To fill his idle hours, and help him forget his worries temporarily, Darrow invented things. Some of them were fun; others were probably devised in hopes that they would become profitable. He made jigsaw puzzles; he created a combination bat-and-ball, which was supposed to be used as a beach toy; he designed an improved pad for recording and scoring bridge games. They were interesting diversions, but nobody was willing to pay for them.
Darrow’s problem, of course, was not unique. Many of his friends and family were out of jobs, and were having trouble affording even such necessities as food and shelter. For them, as for most people, the movies, the theater, and any form of entertainment which cost any money at all was too expensive.
So they got together in the evenings and on weekends, when the offices of the Federal Emergency Relief Administration were closed, and they talked. And after the gloomy recital of that day’s particular troubles, the conversation would usually become nostalgic: remember the good old days?
Darrow did. For him and his wife, thinking back to the more prosperous life they had led only a few years before, some of the pleasant memories were of the vacations they had spent at one of their favorite holiday places, a seaside resort in New Jersey called Atlantic City.
The Game
One evening in 1930, Darrow sat down at his kitchen table in Germantown, Pennsylvania, and sketched out some of the street names of Atlantic City on the round piece of oilcloth that covered the table. The streets he chose were all from the same side of the city: between the Inlet and Park Place, along the Boardwalk. When he finished, Darrow was short one name, so he choose Marven Gardens, a section from nearby Margate. Probably unintentionally, he altered the spelling, and it was penciled onto his board as Marvin Gardens.
He included the three railroads that carried the wealthy vacationers to the resort, and the utility companies that serviced them, as well as the parcels of real estate of varying prices. He wanted a fourth railroad to make his board symmetrical, so he added the Short Line: actually it was a freight-carrying bus company that had a depot in Atlantic City. A local paint store gave him free samples of several colors, and he used them to color his game board. A new game began to take form in his mind.

» **REQUESTS**
1) Reproduce word for word the part of the passage on Darrow starting with "Darrow’s problem, of" and going on through "called Atlantic City.".
2) Condense the paragraph in the passage on Darrow that opens with "One evening in 1930" into a short bulleted list that keeps its main facts.
Nothing in the records is needed for this work.

» **PROVIDED RECORDS**
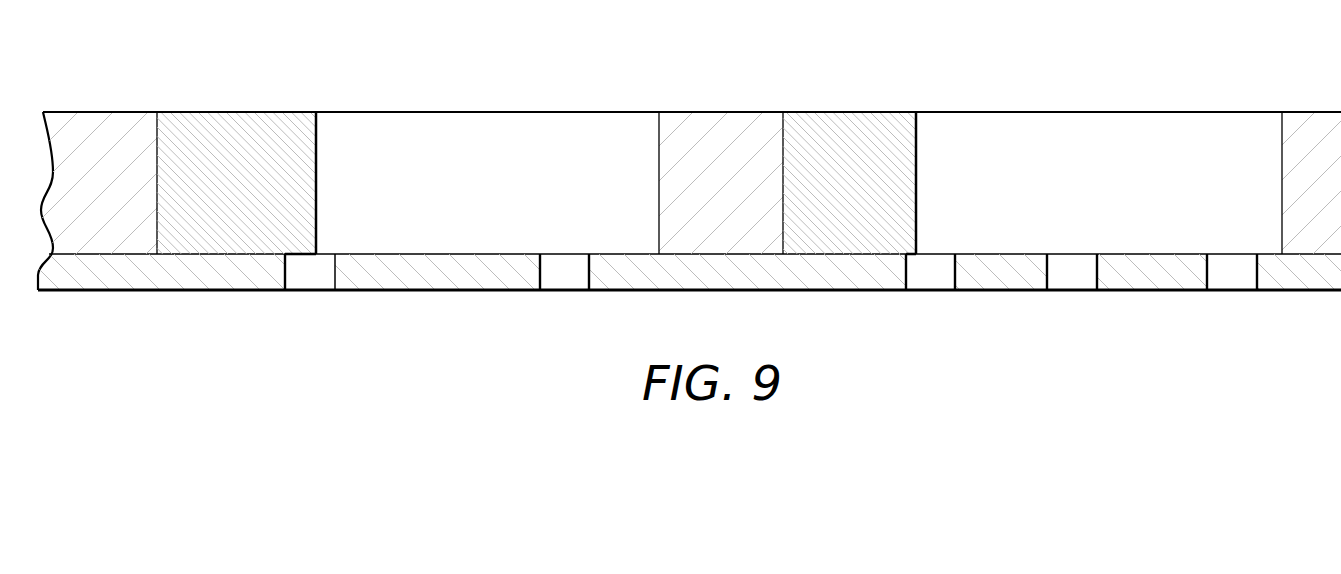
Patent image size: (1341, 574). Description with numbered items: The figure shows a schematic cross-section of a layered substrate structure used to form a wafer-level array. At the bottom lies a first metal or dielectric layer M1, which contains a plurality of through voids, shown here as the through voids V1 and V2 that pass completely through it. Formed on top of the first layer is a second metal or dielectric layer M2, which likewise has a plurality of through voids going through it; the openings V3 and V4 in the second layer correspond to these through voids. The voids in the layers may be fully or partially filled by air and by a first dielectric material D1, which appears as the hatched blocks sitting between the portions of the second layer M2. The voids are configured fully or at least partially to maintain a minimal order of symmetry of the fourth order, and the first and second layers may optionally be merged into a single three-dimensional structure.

The first metal or dielectric layer M1 is at (162, 280).
The second metal or dielectric layer M2 is at (98, 127).
The first dielectric material D1 is at (233, 127).
The through void V1 is at (308, 280).
The through void V2 is at (563, 280).
The third via (opening) V3 is at (485, 127).
The fourth via (opening) V4 is at (1097, 128).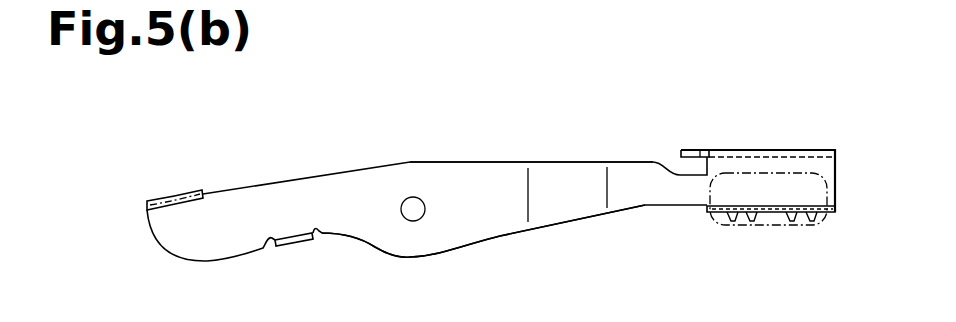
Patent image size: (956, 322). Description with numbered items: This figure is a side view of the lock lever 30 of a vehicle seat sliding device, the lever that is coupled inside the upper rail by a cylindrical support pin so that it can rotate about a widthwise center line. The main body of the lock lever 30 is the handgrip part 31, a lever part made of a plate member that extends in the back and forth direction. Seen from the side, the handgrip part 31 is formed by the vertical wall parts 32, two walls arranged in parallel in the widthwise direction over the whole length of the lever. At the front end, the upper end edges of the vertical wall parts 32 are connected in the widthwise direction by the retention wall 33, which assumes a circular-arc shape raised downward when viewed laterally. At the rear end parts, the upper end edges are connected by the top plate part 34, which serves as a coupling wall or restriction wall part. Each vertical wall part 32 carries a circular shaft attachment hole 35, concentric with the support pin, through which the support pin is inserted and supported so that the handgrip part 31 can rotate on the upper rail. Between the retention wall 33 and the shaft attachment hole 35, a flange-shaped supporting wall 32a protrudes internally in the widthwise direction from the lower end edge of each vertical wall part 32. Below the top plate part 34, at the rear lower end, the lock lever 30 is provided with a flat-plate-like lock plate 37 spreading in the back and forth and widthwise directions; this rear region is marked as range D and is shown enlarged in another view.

The lock lever 30 is at (637, 130).
The handgrip part 31 is at (495, 177).
The vertical wall part 32 is at (445, 232).
The supporting wall 32a is at (291, 247).
The retention wall 33 is at (168, 195).
The top plate part 34 is at (687, 149).
The shaft attachment hole 35 is at (404, 215).
The lock plate 37 is at (770, 213).
The range D is at (715, 221).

» **ANSWERS PER TASK**
1)
Darrow’s problem, of course, was not unique. Many of his friends and family were out of jobs, and were having trouble affording even such necessities as food and shelter. For them, as for most people, the movies, the theater, and any form of entertainment which cost any money at all was too expensive.
So they got together in the evenings and on weekends, when the offices of the Federal Emergency Relief Administration were closed, and they talked. And after the gloomy recital of that day’s particular troubles, the conversation would usually become nostalgic: remember the good old days?
Darrow did. For him and his wife, thinking back to the more prosperous life they had led only a few years before, some of the pleasant memories were of the vacations they had spent at one of their favorite holiday places, a seaside resort in New Jersey called Atlantic City.

2)
- In 1930, at his kitchen table in Germantown, Pennsylvania, Darrow sketched Atlantic City street names on the round oilcloth covering the table.
- All the streets came from one side of the city, between the Inlet and Park Place, along the Boardwalk.
- Needing one more name, he used Marven Gardens, a section of nearby Margate.
- He changed its spelling, probably unintentionally, and penciled it onto the board as Marvin Gardens.